# [Short task]
Reply with the count of lines holding "Subject", nothing more.

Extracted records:

* * * *

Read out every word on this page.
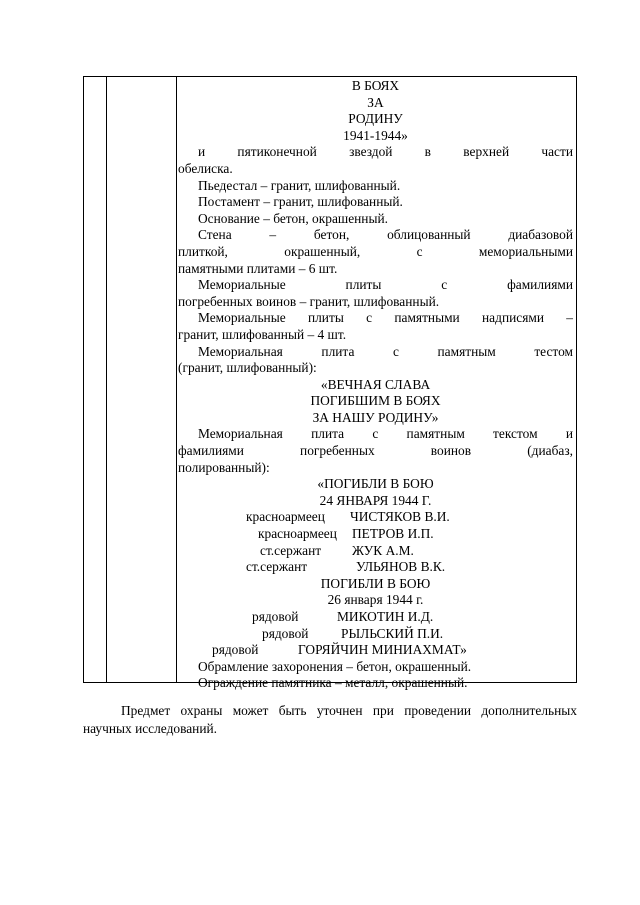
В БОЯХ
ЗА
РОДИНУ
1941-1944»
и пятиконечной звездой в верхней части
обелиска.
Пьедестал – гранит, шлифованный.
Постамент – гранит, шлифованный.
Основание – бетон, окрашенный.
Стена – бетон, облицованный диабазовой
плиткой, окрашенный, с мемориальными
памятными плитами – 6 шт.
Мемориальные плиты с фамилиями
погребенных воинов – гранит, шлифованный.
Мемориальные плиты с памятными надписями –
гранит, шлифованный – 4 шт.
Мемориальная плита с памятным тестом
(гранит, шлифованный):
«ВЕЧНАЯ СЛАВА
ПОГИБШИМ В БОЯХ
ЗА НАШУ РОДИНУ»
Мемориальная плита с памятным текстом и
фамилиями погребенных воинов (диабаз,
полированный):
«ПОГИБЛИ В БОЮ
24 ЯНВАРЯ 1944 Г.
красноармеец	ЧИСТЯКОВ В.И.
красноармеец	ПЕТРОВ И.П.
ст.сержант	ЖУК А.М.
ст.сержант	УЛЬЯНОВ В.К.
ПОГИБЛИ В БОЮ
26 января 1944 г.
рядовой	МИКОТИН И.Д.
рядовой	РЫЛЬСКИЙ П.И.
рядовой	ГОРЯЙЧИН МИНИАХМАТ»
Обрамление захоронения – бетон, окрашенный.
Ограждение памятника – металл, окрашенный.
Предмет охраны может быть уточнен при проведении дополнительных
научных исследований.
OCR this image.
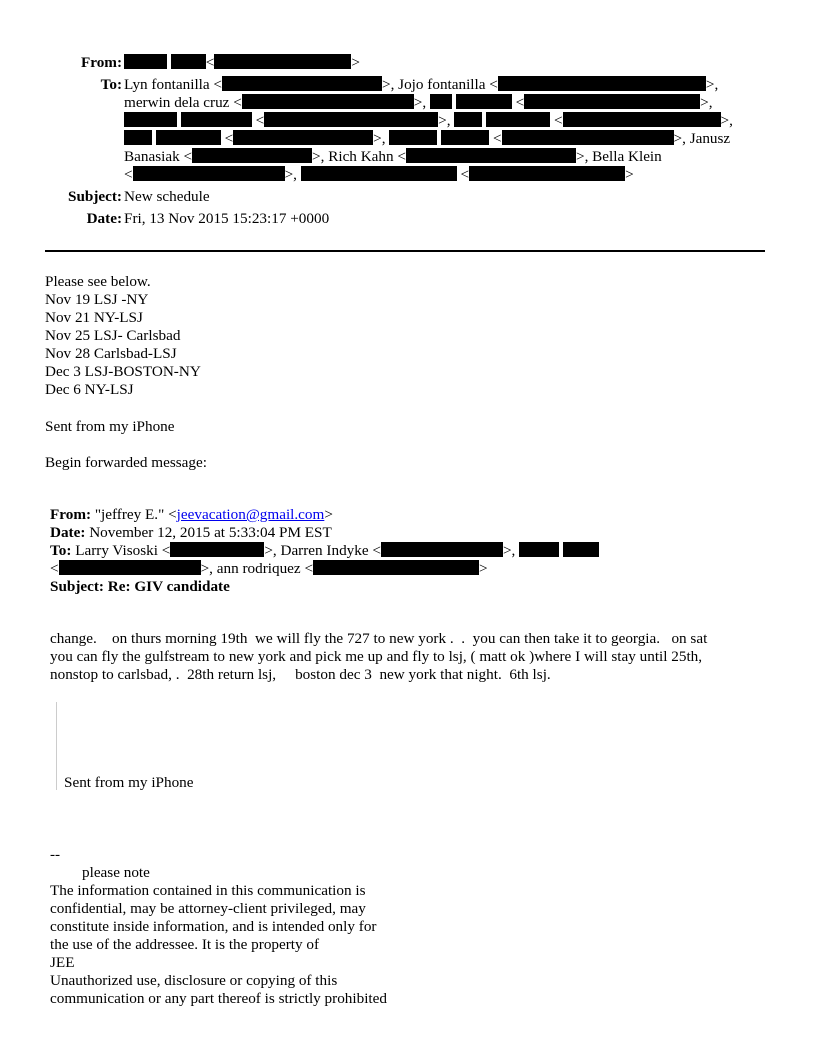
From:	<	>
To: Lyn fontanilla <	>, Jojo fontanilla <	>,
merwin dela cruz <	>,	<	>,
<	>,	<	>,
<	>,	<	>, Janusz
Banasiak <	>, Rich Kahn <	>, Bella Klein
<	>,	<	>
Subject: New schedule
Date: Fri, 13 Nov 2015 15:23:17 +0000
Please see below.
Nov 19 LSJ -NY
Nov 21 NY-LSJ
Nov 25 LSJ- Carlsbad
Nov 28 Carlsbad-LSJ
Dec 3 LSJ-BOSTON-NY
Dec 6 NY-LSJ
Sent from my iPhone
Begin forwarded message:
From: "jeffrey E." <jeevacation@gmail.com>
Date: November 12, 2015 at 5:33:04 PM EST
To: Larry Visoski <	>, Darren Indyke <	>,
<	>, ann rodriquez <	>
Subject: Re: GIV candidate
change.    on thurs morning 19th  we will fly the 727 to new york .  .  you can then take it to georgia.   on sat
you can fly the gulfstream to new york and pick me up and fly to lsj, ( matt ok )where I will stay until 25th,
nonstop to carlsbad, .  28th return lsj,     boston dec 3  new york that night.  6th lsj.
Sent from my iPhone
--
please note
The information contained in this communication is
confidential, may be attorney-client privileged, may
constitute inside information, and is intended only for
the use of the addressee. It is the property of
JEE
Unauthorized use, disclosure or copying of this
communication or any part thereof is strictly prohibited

* * * *

# [Result of this task]
2